STORED DATA.
============================================================

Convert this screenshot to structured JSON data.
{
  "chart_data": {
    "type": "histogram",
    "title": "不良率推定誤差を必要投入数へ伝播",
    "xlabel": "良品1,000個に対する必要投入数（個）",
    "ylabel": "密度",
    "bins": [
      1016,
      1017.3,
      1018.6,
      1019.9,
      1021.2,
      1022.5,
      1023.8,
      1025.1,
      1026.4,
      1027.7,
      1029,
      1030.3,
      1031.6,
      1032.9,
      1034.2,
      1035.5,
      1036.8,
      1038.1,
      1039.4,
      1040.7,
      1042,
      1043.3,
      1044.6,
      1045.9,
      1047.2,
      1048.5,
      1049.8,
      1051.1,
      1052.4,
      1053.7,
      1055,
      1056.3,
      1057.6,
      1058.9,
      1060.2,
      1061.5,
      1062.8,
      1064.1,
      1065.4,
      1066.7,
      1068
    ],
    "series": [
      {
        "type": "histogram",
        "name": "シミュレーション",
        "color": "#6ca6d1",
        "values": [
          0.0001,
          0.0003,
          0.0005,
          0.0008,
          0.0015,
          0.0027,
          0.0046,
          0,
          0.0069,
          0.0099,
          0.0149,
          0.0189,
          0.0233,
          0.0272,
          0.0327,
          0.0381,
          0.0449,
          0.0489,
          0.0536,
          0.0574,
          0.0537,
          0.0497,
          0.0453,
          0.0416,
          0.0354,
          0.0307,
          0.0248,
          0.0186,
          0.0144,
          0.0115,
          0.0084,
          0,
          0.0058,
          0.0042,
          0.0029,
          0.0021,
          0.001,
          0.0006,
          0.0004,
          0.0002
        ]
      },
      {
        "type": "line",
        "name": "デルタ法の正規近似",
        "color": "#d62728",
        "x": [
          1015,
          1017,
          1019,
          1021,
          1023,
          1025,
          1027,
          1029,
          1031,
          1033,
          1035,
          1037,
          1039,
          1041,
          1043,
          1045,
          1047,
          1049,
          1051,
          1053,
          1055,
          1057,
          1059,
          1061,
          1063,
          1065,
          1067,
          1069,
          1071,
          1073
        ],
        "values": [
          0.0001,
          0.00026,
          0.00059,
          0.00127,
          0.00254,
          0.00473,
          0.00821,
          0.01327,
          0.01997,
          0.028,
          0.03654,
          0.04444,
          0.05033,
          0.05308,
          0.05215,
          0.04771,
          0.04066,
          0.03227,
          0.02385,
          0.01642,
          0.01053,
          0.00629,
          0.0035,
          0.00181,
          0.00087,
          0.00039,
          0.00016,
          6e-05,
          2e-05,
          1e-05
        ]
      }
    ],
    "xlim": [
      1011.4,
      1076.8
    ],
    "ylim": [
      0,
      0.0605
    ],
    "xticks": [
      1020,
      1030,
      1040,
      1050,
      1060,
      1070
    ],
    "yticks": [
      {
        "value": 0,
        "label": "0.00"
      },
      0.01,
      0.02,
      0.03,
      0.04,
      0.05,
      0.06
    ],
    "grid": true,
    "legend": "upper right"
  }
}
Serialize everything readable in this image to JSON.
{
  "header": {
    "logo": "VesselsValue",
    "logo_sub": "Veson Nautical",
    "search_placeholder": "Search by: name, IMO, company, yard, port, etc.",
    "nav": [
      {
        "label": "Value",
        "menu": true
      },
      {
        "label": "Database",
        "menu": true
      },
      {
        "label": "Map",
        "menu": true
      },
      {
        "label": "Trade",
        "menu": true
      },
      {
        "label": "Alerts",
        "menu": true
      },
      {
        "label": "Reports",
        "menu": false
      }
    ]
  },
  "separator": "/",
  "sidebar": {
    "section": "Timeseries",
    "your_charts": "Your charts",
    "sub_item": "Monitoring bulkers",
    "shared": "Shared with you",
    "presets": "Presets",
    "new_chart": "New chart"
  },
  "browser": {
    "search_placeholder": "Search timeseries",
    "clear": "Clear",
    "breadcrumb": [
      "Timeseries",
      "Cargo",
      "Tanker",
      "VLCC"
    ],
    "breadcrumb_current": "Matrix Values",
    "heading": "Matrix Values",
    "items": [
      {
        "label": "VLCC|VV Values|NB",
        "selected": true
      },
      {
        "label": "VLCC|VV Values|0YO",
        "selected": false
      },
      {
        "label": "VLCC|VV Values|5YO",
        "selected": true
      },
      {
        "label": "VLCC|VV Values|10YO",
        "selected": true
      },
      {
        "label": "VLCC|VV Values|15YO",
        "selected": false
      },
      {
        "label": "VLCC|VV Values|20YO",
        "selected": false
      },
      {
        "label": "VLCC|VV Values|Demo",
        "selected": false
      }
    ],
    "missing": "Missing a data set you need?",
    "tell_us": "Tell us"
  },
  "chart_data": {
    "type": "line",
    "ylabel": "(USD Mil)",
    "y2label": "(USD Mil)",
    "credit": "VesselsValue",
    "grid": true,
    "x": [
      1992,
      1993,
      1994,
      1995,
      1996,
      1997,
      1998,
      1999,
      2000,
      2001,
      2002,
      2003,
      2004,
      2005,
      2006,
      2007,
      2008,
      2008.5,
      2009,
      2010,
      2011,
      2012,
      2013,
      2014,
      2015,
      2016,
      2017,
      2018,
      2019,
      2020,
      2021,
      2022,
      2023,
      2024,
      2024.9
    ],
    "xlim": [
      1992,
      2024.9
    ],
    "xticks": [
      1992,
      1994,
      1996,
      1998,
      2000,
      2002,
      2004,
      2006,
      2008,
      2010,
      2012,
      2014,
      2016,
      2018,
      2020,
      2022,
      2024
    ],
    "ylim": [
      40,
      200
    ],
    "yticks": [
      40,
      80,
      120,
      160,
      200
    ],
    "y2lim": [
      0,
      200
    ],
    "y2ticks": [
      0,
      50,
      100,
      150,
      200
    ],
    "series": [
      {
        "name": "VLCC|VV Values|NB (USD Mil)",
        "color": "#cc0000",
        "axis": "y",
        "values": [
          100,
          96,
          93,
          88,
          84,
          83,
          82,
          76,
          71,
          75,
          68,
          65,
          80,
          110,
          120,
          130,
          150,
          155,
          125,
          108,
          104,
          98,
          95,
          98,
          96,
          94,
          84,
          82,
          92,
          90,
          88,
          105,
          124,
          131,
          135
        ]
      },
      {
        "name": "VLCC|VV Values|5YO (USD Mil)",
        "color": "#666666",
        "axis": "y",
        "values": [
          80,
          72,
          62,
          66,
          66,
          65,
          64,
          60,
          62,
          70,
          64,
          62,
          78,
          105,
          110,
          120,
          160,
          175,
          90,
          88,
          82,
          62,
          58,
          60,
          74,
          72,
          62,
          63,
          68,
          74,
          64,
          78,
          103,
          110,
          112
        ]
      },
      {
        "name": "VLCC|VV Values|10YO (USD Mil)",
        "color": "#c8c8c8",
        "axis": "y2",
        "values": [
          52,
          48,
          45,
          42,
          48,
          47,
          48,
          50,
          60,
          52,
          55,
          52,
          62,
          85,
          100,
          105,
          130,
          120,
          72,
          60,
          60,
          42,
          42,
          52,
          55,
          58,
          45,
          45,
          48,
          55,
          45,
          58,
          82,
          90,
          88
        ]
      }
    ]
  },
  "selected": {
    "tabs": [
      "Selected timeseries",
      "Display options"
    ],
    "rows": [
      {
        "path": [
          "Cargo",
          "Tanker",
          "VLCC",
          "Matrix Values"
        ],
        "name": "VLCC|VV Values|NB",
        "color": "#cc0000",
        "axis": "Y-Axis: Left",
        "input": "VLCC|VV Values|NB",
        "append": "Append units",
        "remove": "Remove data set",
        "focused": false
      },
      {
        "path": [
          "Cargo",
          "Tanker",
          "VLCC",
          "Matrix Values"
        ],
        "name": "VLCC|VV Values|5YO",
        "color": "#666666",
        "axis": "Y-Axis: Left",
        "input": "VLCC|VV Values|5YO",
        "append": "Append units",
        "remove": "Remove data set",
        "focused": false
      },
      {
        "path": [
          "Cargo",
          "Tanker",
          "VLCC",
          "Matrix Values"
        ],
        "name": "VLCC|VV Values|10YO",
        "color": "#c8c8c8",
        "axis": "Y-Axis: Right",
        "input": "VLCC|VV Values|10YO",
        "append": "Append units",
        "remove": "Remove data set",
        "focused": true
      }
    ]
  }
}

============================================================

WRITTEN REQUEST. Work out how many lines of the data above hold the word "Search", and write only the count.

COMPLETED EXERCISE. 2